▸ **REQUIREMENT**:
Rewrite the lines in each of the records below as a numbered list, skipping any blank lines. Leave the pictures out of your answer.

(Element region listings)
= = = = = = =
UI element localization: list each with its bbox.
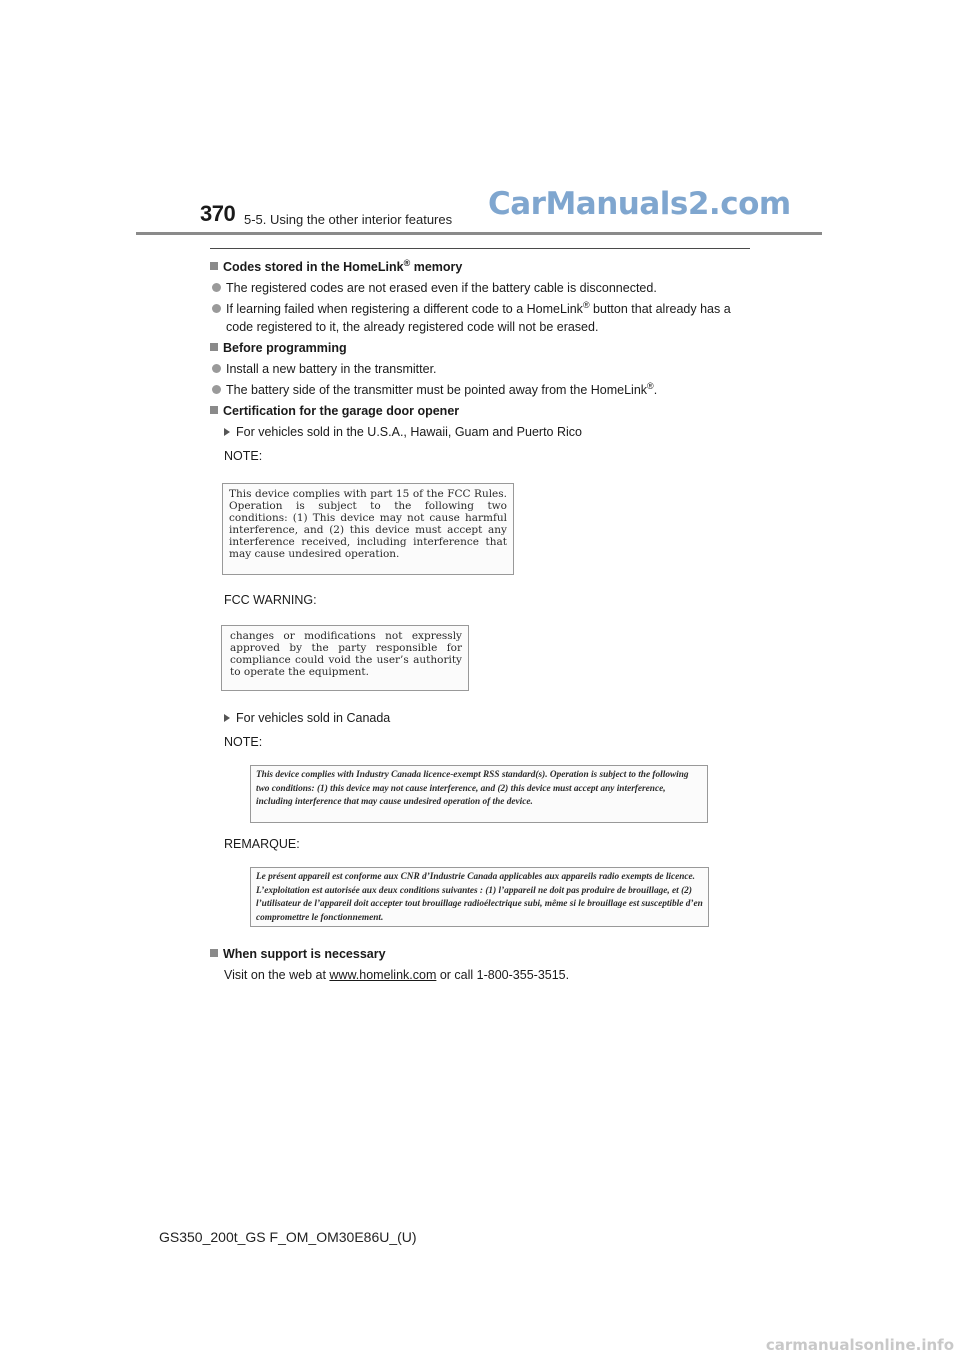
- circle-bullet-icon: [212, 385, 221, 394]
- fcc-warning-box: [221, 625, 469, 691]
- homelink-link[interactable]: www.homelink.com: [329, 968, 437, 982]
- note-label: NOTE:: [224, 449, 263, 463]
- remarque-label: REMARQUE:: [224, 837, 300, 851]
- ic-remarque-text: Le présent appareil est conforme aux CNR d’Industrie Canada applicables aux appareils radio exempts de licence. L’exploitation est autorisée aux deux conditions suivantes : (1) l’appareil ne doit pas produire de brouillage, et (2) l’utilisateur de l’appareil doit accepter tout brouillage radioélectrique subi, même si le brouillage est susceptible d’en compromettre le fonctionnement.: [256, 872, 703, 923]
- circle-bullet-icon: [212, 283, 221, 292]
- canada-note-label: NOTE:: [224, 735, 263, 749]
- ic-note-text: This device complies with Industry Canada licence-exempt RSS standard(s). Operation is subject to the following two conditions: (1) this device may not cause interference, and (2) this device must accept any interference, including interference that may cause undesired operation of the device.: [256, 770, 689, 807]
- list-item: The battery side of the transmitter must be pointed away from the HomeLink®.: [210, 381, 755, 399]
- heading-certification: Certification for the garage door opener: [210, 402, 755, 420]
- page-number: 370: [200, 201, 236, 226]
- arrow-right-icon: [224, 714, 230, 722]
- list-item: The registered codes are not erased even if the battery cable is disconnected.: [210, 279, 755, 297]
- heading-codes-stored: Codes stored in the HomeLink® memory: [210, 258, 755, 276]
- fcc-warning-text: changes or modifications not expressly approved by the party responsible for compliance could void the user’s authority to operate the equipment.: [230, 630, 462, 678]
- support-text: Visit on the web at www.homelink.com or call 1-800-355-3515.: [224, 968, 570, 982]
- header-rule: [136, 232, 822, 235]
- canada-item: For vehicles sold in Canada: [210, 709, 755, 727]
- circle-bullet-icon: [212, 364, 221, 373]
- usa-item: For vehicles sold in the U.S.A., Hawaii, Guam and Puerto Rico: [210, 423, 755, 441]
= = = = = = =
▸ **FULL SOLUTION**:
1. UI element localization: list each with its bbox.
2. - circle-bullet-icon: [212, 385, 221, 394]
3. - fcc-warning-box: [221, 625, 469, 691]
4. - homelink-link[interactable]: www.homelink.com: [329, 968, 437, 982]
5. - note-label: NOTE:: [224, 449, 263, 463]
6. - remarque-label: REMARQUE:: [224, 837, 300, 851]
7. - ic-remarque-text: Le présent appareil est conforme aux CNR d’Industrie Canada applicables aux appareils radio exempts de licence. L’exploitation est autorisée aux deux conditions suivantes : (1) l’appareil ne doit pas produire de brouillage, et (2) l’utilisateur de l’appareil doit accepter tout brouillage radioélectrique subi, même si le brouillage est susceptible d’en compromettre le fonctionnement.: [256, 872, 703, 923]
8. - circle-bullet-icon: [212, 283, 221, 292]
9. - canada-note-label: NOTE:: [224, 735, 263, 749]
10. - ic-note-text: This device complies with Industry Canada licence-exempt RSS standard(s). Operation is subject to the following two conditions: (1) this device may not cause interference, and (2) this device must accept any interference, including interference that may cause undesired operation of the device.: [256, 770, 689, 807]
11. - list-item: The battery side of the transmitter must be pointed away from the HomeLink®.: [210, 381, 755, 399]
12. - heading-certification: Certification for the garage door opener: [210, 402, 755, 420]
13. - page-number: 370: [200, 201, 236, 226]
14. - arrow-right-icon: [224, 714, 230, 722]
15. - list-item: The registered codes are not erased even if the battery cable is disconnected.: [210, 279, 755, 297]
16. - heading-codes-stored: Codes stored in the HomeLink® memory: [210, 258, 755, 276]
17. - fcc-warning-text: changes or modifications not expressly approved by the party responsible for compliance could void the user’s authority to operate the equipment.: [230, 630, 462, 678]
18. - support-text: Visit on the web at www.homelink.com or call 1-800-355-3515.: [224, 968, 570, 982]
19. - header-rule: [136, 232, 822, 235]
20. - canada-item: For vehicles sold in Canada: [210, 709, 755, 727]
21. - circle-bullet-icon: [212, 364, 221, 373]
22. - usa-item: For vehicles sold in the U.S.A., Hawaii, Guam and Puerto Rico: [210, 423, 755, 441]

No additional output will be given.